[Work required]: Reproduce the passage on DNA methylation and tumor suppressor genes verbatim, from "There are further" to "tumor suppressor genes.".
[Selected excerpt Boundary: Start]
Scientists Shahjehan A. Wajed et al. state the expression of genes, including tumor suppressors, can be altered through biochemical alterations known as DNA methylation. [22] Methylation is an example of epigenetic modifications, which commonly regulate expression in mammalian genes. The addition of a methyl group to either histone tails or directly on DNA causes the nucleosome to pack tightly together restricting the transcription of any genes in this region. This process not only has the capabilities to inhibit gene expression, it can also increase the chance of mutations. Stephen Baylin observed that if promoter regions experience a phenomenon known as hypermethylation, it could result in later transcriptional errors, tumor suppressor gene silencing,  protein misfolding, and eventually cancer growth. Baylin et al. found methylation inhibitors known as azacitidine and decitabine. These compounds can actually help prevent cancer growth by inducing re-expression of previously silenced genes, arresting the cell cycle of the tumor cell and forcing it into apoptosis. [23]

There are further clinical trials under current investigation regarding treatments for hypermethylation as well as alternate tumor suppression therapies that include prevention of tissue hyperplasia, tumor development, or metastatic spread of tumors. [24] The team working with Wajed have investigated neoplastic tissue methylation in order to one day identify early treatment options for gene modification that can silence the tumor suppressor gene. [25] In addition to DNA methylation, other epigenetic modifications like histone deacetylation or chromatin-binding proteins can prevent DNA polymerase from effectively transcribing desired sequences, such as ones containing tumor suppressor genes.
[Selected excerpt Boundary: End]
[Exercise data Boundary: Start]
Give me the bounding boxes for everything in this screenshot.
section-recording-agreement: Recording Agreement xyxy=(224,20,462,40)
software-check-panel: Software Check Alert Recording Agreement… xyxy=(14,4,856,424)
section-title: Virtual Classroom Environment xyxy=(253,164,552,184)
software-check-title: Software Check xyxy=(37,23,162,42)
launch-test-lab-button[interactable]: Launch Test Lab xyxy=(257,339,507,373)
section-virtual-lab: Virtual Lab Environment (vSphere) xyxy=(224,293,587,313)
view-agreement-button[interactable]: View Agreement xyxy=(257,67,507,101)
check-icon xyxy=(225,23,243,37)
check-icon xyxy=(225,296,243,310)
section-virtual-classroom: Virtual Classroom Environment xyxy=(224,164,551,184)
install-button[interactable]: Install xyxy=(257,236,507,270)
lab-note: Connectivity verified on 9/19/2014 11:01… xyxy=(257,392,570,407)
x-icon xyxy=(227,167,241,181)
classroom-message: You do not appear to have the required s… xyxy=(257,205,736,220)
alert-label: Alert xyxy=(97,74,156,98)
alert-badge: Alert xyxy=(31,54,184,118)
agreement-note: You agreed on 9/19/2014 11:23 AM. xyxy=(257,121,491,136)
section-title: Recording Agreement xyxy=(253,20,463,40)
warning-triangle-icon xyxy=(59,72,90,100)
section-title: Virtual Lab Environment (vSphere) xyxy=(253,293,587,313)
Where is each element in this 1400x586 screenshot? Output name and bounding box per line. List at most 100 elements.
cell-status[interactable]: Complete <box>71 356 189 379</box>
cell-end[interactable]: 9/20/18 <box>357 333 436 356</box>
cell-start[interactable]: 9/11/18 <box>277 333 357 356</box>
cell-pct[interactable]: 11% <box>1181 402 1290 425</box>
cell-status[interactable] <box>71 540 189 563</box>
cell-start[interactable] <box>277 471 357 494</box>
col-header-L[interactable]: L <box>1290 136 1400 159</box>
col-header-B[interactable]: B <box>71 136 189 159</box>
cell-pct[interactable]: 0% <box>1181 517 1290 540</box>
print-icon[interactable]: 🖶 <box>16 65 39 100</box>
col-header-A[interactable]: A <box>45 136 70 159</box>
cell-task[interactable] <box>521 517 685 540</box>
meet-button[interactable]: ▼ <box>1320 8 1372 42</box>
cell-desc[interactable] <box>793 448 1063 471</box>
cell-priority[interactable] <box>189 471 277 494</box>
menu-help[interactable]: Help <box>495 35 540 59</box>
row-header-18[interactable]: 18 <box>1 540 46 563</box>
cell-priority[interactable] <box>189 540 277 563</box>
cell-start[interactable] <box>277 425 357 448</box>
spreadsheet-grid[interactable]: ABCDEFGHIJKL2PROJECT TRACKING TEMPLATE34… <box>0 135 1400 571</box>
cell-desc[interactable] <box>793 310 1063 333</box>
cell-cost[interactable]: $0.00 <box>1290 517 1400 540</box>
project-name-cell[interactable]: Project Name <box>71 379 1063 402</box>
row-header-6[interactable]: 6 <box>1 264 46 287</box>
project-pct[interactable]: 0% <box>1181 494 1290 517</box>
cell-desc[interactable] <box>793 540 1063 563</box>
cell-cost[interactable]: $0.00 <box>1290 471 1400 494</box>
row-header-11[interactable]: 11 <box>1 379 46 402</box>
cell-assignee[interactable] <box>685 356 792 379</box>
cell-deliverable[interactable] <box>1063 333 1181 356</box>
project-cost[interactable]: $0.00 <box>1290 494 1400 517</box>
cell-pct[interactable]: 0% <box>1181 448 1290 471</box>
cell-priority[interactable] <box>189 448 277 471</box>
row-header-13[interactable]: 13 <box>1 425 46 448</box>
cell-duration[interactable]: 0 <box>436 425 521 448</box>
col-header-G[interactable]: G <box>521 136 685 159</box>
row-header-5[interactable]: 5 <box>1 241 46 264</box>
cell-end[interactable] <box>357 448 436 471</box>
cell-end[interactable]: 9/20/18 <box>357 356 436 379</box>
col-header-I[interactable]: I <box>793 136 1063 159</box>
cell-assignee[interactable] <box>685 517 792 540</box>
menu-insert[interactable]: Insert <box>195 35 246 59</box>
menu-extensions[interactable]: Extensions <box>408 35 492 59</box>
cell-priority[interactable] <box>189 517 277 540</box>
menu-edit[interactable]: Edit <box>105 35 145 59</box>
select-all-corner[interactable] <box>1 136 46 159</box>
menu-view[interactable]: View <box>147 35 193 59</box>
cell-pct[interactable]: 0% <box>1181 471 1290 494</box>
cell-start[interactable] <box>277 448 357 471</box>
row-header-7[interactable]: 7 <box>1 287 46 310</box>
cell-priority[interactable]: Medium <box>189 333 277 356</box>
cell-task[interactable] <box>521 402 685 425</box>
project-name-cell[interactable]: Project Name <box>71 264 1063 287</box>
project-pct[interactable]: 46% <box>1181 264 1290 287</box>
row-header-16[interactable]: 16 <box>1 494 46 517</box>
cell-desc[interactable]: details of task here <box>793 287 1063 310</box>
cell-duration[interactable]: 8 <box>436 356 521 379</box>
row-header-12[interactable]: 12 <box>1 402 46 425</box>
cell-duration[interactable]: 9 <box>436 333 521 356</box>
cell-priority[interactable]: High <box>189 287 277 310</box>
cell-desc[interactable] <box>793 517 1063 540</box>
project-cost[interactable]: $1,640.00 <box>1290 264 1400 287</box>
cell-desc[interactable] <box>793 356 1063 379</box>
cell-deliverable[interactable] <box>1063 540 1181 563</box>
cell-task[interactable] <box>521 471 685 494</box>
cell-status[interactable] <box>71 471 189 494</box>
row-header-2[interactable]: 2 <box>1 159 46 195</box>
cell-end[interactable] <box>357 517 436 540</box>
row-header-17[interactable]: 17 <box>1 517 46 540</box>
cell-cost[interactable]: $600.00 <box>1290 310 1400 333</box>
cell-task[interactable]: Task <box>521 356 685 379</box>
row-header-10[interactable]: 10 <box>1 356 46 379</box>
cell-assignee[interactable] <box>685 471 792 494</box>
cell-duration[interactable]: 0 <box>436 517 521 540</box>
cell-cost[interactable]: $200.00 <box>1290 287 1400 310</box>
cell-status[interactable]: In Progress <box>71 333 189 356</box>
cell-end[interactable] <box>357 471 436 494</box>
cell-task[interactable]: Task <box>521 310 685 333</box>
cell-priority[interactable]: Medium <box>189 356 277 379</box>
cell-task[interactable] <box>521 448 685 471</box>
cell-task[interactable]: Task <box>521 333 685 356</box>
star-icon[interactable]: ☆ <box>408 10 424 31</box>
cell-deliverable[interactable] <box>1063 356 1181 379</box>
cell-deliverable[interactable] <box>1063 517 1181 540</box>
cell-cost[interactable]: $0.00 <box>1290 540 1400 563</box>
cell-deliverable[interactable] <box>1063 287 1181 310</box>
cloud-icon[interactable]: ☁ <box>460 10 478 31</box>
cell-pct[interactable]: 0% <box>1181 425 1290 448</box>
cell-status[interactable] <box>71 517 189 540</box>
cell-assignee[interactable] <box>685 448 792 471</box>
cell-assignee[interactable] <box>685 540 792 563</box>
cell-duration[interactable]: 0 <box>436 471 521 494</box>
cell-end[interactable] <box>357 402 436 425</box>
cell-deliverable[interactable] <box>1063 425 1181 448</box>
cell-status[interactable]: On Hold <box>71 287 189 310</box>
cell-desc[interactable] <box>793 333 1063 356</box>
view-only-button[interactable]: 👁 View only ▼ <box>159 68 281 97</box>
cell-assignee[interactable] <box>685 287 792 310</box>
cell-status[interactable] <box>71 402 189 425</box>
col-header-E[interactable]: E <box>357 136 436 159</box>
[Exercise data Boundary: End]
[The completed task]:
There are further clinical trials under current investigation regarding treatments for hypermethylation as well as alternate tumor suppression therapies that include prevention of tissue hyperplasia, tumor development, or metastatic spread of tumors. [24] The team working with Wajed have investigated neoplastic tissue methylation in order to one day identify early treatment options for gene modification that can silence the tumor suppressor gene. [25] In addition to DNA methylation, other epigenetic modifications like histone deacetylation or chromatin-binding proteins can prevent DNA polymerase from effectively transcribing desired sequences, such as ones containing tumor suppressor genes.